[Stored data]

++++++++++++++++++++

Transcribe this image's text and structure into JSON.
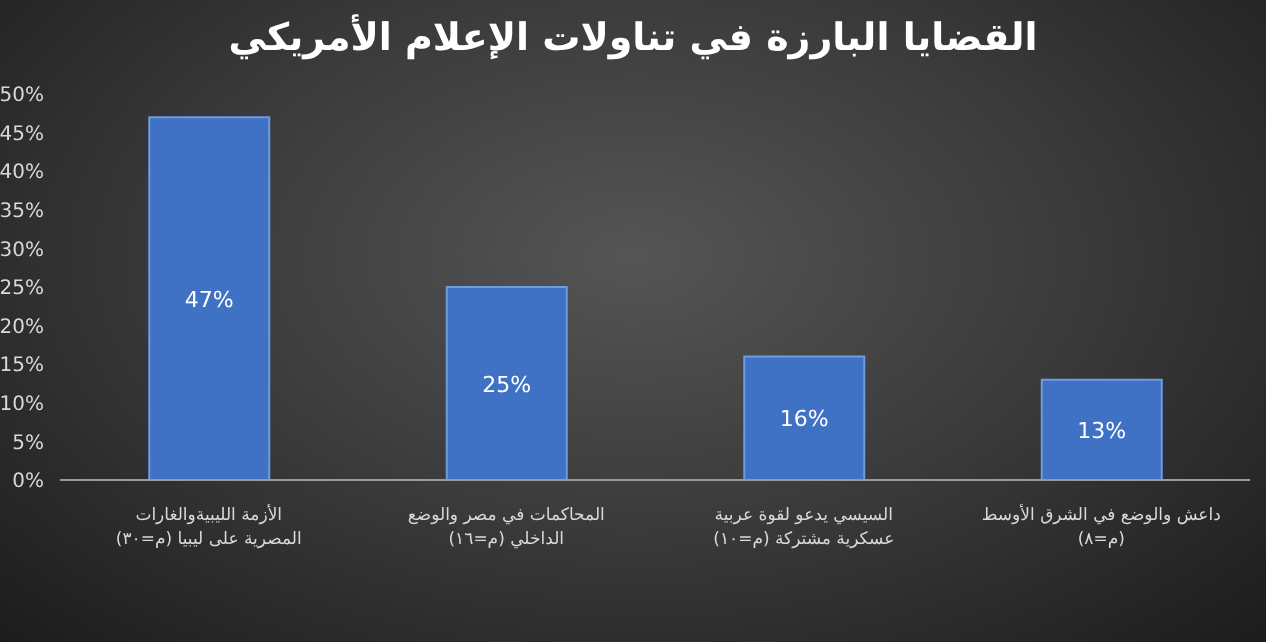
{
  "chart_data": {
    "type": "bar",
    "title": "القضايا البارزة في تناولات الإعلام الأمريكي",
    "categories": [
      "الأزمة الليبيةوالغارات المصرية على ليبيا (م=٣٠)",
      "المحاكمات في مصر والوضع الداخلي (م=١٦)",
      "السيسي يدعو لقوة عربية عسكرية مشتركة (م=١٠)",
      "داعش والوضع في الشرق الأوسط (م=٨)"
    ],
    "values": [
      47,
      25,
      16,
      13
    ],
    "color": "#3f72c4",
    "value_labels": [
      "47%",
      "25%",
      "16%",
      "13%"
    ],
    "ylim": [
      0,
      50
    ],
    "yticks": [
      {
        "value": 0,
        "label": "0%"
      },
      {
        "value": 5,
        "label": "5%"
      },
      {
        "value": 10,
        "label": "10%"
      },
      {
        "value": 15,
        "label": "15%"
      },
      {
        "value": 20,
        "label": "20%"
      },
      {
        "value": 25,
        "label": "25%"
      },
      {
        "value": 30,
        "label": "30%"
      },
      {
        "value": 35,
        "label": "35%"
      },
      {
        "value": 40,
        "label": "40%"
      },
      {
        "value": 45,
        "label": "45%"
      },
      {
        "value": 50,
        "label": "50%"
      }
    ],
    "grid": false
  }
}
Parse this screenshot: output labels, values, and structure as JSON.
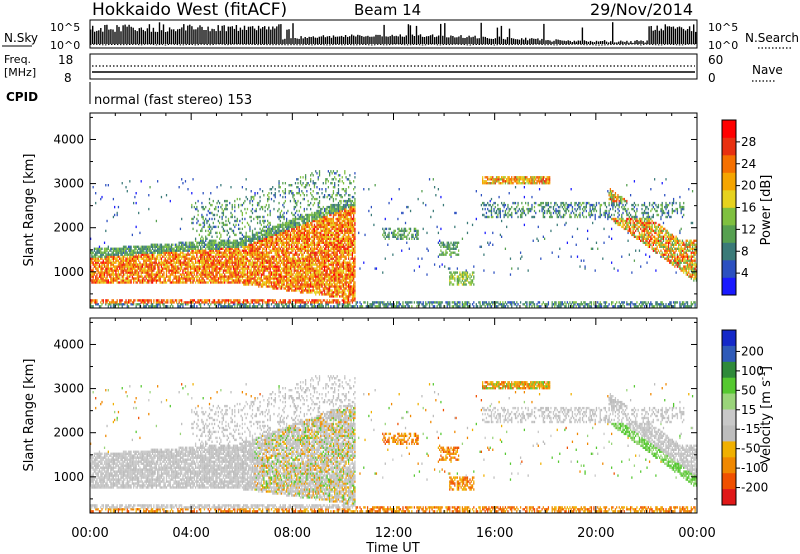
{
  "header": {
    "radar_title": "Hokkaido West (fitACF)",
    "beam": "Beam 14",
    "date": "29/Nov/2014"
  },
  "top_panels": {
    "nsky_label": "N.Sky",
    "nsearch_label": "N.Search",
    "log_ticks_left": [
      "10^5",
      "10^0"
    ],
    "log_ticks_right": [
      "10^5",
      "10^0"
    ],
    "freq_label_1": "Freq.",
    "freq_label_2": "[MHz]",
    "freq_ticks": [
      "18",
      "8"
    ],
    "nave_label": "Nave",
    "nave_ticks": [
      "60",
      "0"
    ],
    "cpid_label": "CPID",
    "cpid_text": "normal (fast stereo) 153"
  },
  "colors": {
    "power_scale": [
      "#1a1aff",
      "#2c50c0",
      "#3a7a78",
      "#56a050",
      "#7fc040",
      "#e6d21e",
      "#f5a500",
      "#f57000",
      "#e83010",
      "#ff0000"
    ],
    "velocity_scale": [
      "#1428c8",
      "#2f5ab8",
      "#2f8a3a",
      "#55c830",
      "#9ad47a",
      "#c8c8c8",
      "#bdbdbd",
      "#f0b000",
      "#f08800",
      "#f05000",
      "#e01818"
    ]
  },
  "chart_data": [
    {
      "type": "heatmap",
      "title": "",
      "xlabel": "Time UT",
      "ylabel": "Slant Range [km]",
      "x_ticks": [
        "00:00",
        "04:00",
        "08:00",
        "12:00",
        "16:00",
        "20:00",
        "00:00"
      ],
      "xlim_hours": [
        0,
        24
      ],
      "y_ticks": [
        1000,
        2000,
        3000,
        4000
      ],
      "ylim": [
        180,
        4600
      ],
      "colorbar_label": "Power [dB]",
      "colorbar_ticks": [
        4,
        8,
        12,
        16,
        20,
        24,
        28
      ],
      "colorbar_range": [
        0,
        32
      ],
      "parameter": "power"
    },
    {
      "type": "heatmap",
      "title": "",
      "xlabel": "Time UT",
      "ylabel": "Slant Range [km]",
      "x_ticks": [
        "00:00",
        "04:00",
        "08:00",
        "12:00",
        "16:00",
        "20:00",
        "00:00"
      ],
      "xlim_hours": [
        0,
        24
      ],
      "y_ticks": [
        1000,
        2000,
        3000,
        4000
      ],
      "ylim": [
        180,
        4600
      ],
      "colorbar_label": "Velocity [m s",
      "colorbar_label_sup": "-1",
      "colorbar_label_end": "]",
      "colorbar_ticks": [
        "200",
        "100",
        "50",
        "15",
        "-15",
        "-50",
        "-100",
        "-200"
      ],
      "parameter": "velocity"
    }
  ]
}
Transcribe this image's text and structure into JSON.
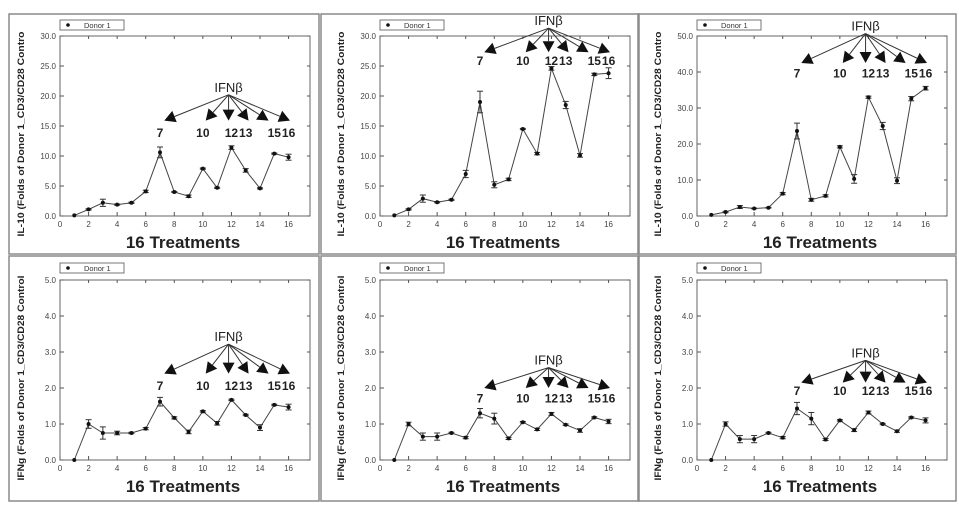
{
  "chart_data": [
    {
      "type": "line",
      "ylabel": "IL-10 (Folds of Donor 1_CD3/CD28 Contro",
      "xlabel": "16 Treatments",
      "legend": "Donor 1",
      "legend_placement": "top-left",
      "xlim": [
        0,
        17.5
      ],
      "ylim": [
        0,
        30
      ],
      "xticks": [
        0,
        2,
        4,
        6,
        8,
        10,
        12,
        14,
        16
      ],
      "yticks": [
        "0.0",
        "5.0",
        "10.0",
        "15.0",
        "20.0",
        "25.0",
        "30.0"
      ],
      "annotation": {
        "text": "IFNβ",
        "targets": [
          "7",
          "10",
          "12",
          "13",
          "15",
          "16"
        ]
      },
      "series": [
        {
          "name": "Donor 1",
          "x": [
            1,
            2,
            3,
            4,
            5,
            6,
            7,
            8,
            9,
            10,
            11,
            12,
            13,
            14,
            15,
            16
          ],
          "y": [
            0.1,
            1.1,
            2.2,
            1.9,
            2.2,
            4.1,
            10.6,
            4.0,
            3.3,
            7.9,
            4.7,
            11.4,
            7.6,
            4.6,
            10.4,
            9.8
          ],
          "err": [
            0,
            0.1,
            0.6,
            0.1,
            0.1,
            0.2,
            0.9,
            0.1,
            0.2,
            0.1,
            0.1,
            0.3,
            0.3,
            0.1,
            0.1,
            0.5
          ]
        }
      ]
    },
    {
      "type": "line",
      "ylabel": "IL-10 (Folds of Donor 1_CD3/CD28 Contro",
      "xlabel": "16 Treatments",
      "legend": "Donor 1",
      "legend_placement": "top-left",
      "xlim": [
        0,
        17.5
      ],
      "ylim": [
        0,
        30
      ],
      "xticks": [
        0,
        2,
        4,
        6,
        8,
        10,
        12,
        14,
        16
      ],
      "yticks": [
        "0.0",
        "5.0",
        "10.0",
        "15.0",
        "20.0",
        "25.0",
        "30.0"
      ],
      "annotation": {
        "text": "IFNβ",
        "targets": [
          "7",
          "10",
          "12",
          "13",
          "15",
          "16"
        ]
      },
      "series": [
        {
          "name": "Donor 1",
          "x": [
            1,
            2,
            3,
            4,
            5,
            6,
            7,
            8,
            9,
            10,
            11,
            12,
            13,
            14,
            15,
            16
          ],
          "y": [
            0.1,
            1.1,
            2.9,
            2.3,
            2.7,
            7.0,
            19.0,
            5.2,
            6.1,
            14.5,
            10.4,
            24.6,
            18.5,
            10.1,
            23.6,
            23.8
          ],
          "err": [
            0,
            0.1,
            0.6,
            0.1,
            0.1,
            0.6,
            1.8,
            0.5,
            0.2,
            0.1,
            0.2,
            0.3,
            0.6,
            0.3,
            0.2,
            0.9
          ]
        }
      ]
    },
    {
      "type": "line",
      "ylabel": "IL-10 (Folds of Donor 1_CD3/CD28 Contro",
      "xlabel": "16 Treatments",
      "legend": "Donor 1",
      "legend_placement": "top-left",
      "xlim": [
        0,
        17.5
      ],
      "ylim": [
        0,
        50
      ],
      "xticks": [
        0,
        2,
        4,
        6,
        8,
        10,
        12,
        14,
        16
      ],
      "yticks": [
        "0.0",
        "10.0",
        "20.0",
        "30.0",
        "40.0",
        "50.0"
      ],
      "annotation": {
        "text": "IFNβ",
        "targets": [
          "7",
          "10",
          "12",
          "13",
          "15",
          "16"
        ]
      },
      "series": [
        {
          "name": "Donor 1",
          "x": [
            1,
            2,
            3,
            4,
            5,
            6,
            7,
            8,
            9,
            10,
            11,
            12,
            13,
            14,
            15,
            16
          ],
          "y": [
            0.3,
            1.1,
            2.5,
            2.1,
            2.3,
            6.2,
            23.6,
            4.5,
            5.6,
            19.2,
            10.3,
            33.0,
            25.0,
            9.8,
            32.6,
            35.5
          ],
          "err": [
            0,
            0.2,
            0.4,
            0.1,
            0.1,
            0.3,
            2.2,
            0.4,
            0.3,
            0.3,
            1.2,
            0.3,
            1.0,
            0.8,
            0.6,
            0.5
          ]
        }
      ]
    },
    {
      "type": "line",
      "ylabel": "IFNg (Folds of Donor 1_CD3/CD28 Control",
      "xlabel": "16 Treatments",
      "legend": "Donor 1",
      "legend_placement": "top-left",
      "xlim": [
        0,
        17.5
      ],
      "ylim": [
        0,
        5
      ],
      "xticks": [
        0,
        2,
        4,
        6,
        8,
        10,
        12,
        14,
        16
      ],
      "yticks": [
        "0.0",
        "1.0",
        "2.0",
        "3.0",
        "4.0",
        "5.0"
      ],
      "annotation": {
        "text": "IFNβ",
        "targets": [
          "7",
          "10",
          "12",
          "13",
          "15",
          "16"
        ]
      },
      "series": [
        {
          "name": "Donor 1",
          "x": [
            1,
            2,
            3,
            4,
            5,
            6,
            7,
            8,
            9,
            10,
            11,
            12,
            13,
            14,
            15,
            16
          ],
          "y": [
            0,
            1.0,
            0.75,
            0.75,
            0.75,
            0.87,
            1.62,
            1.17,
            0.78,
            1.35,
            1.02,
            1.67,
            1.25,
            0.9,
            1.53,
            1.47
          ],
          "err": [
            0,
            0.12,
            0.17,
            0.05,
            0.02,
            0.03,
            0.12,
            0.03,
            0.05,
            0.02,
            0.05,
            0.02,
            0.02,
            0.08,
            0.02,
            0.08
          ]
        }
      ]
    },
    {
      "type": "line",
      "ylabel": "IFNg (Folds of Donor 1_CD3/CD28 Control",
      "xlabel": "16 Treatments",
      "legend": "Donor 1",
      "legend_placement": "top-left",
      "xlim": [
        0,
        17.5
      ],
      "ylim": [
        0,
        5
      ],
      "xticks": [
        0,
        2,
        4,
        6,
        8,
        10,
        12,
        14,
        16
      ],
      "yticks": [
        "0.0",
        "1.0",
        "2.0",
        "3.0",
        "4.0",
        "5.0"
      ],
      "annotation": {
        "text": "IFNβ",
        "targets": [
          "7",
          "10",
          "12",
          "13",
          "15",
          "16"
        ]
      },
      "series": [
        {
          "name": "Donor 1",
          "x": [
            1,
            2,
            3,
            4,
            5,
            6,
            7,
            8,
            9,
            10,
            11,
            12,
            13,
            14,
            15,
            16
          ],
          "y": [
            0,
            1.0,
            0.65,
            0.65,
            0.75,
            0.62,
            1.3,
            1.15,
            0.6,
            1.05,
            0.85,
            1.28,
            0.98,
            0.82,
            1.18,
            1.07
          ],
          "err": [
            0,
            0.05,
            0.1,
            0.1,
            0.02,
            0.03,
            0.13,
            0.15,
            0.03,
            0.02,
            0.03,
            0.04,
            0.02,
            0.05,
            0.02,
            0.06
          ]
        }
      ]
    },
    {
      "type": "line",
      "ylabel": "IFNg (Folds of Donor 1_CD3/CD28 Control",
      "xlabel": "16 Treatments",
      "legend": "Donor 1",
      "legend_placement": "top-left",
      "xlim": [
        0,
        17.5
      ],
      "ylim": [
        0,
        5
      ],
      "xticks": [
        0,
        2,
        4,
        6,
        8,
        10,
        12,
        14,
        16
      ],
      "yticks": [
        "0.0",
        "1.0",
        "2.0",
        "3.0",
        "4.0",
        "5.0"
      ],
      "annotation": {
        "text": "IFNβ",
        "targets": [
          "7",
          "10",
          "12",
          "13",
          "15",
          "16"
        ]
      },
      "series": [
        {
          "name": "Donor 1",
          "x": [
            1,
            2,
            3,
            4,
            5,
            6,
            7,
            8,
            9,
            10,
            11,
            12,
            13,
            14,
            15,
            16
          ],
          "y": [
            0,
            1.0,
            0.58,
            0.58,
            0.75,
            0.62,
            1.43,
            1.15,
            0.57,
            1.1,
            0.83,
            1.32,
            1.0,
            0.8,
            1.18,
            1.1
          ],
          "err": [
            0,
            0.06,
            0.1,
            0.1,
            0.02,
            0.03,
            0.17,
            0.17,
            0.03,
            0.02,
            0.04,
            0.04,
            0.02,
            0.03,
            0.02,
            0.07
          ]
        }
      ]
    }
  ]
}
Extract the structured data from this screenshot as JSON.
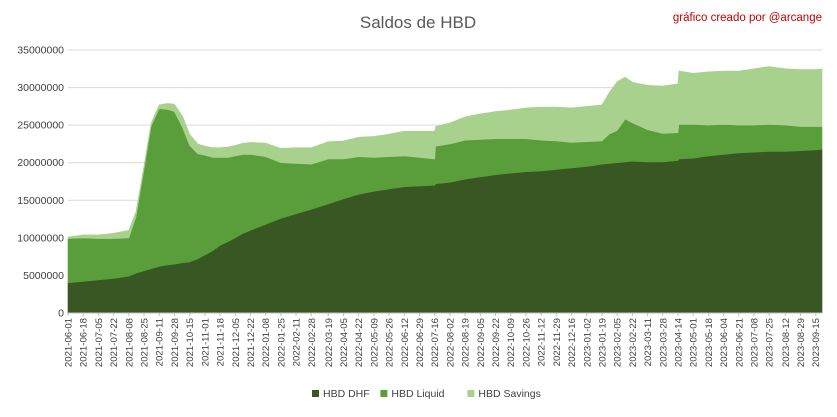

++++++++++++++++++++

» **Problem requirements**
Find the lines containing "JSON" and pull them out.

» **Exercise solution**
Transcribe this image's text and structure into JSON.
Parse this screenshot: output labels, values, and structure as JSON.
Transcribe this image's text and structure into JSON.
Extract the structured data from this screenshot as JSON.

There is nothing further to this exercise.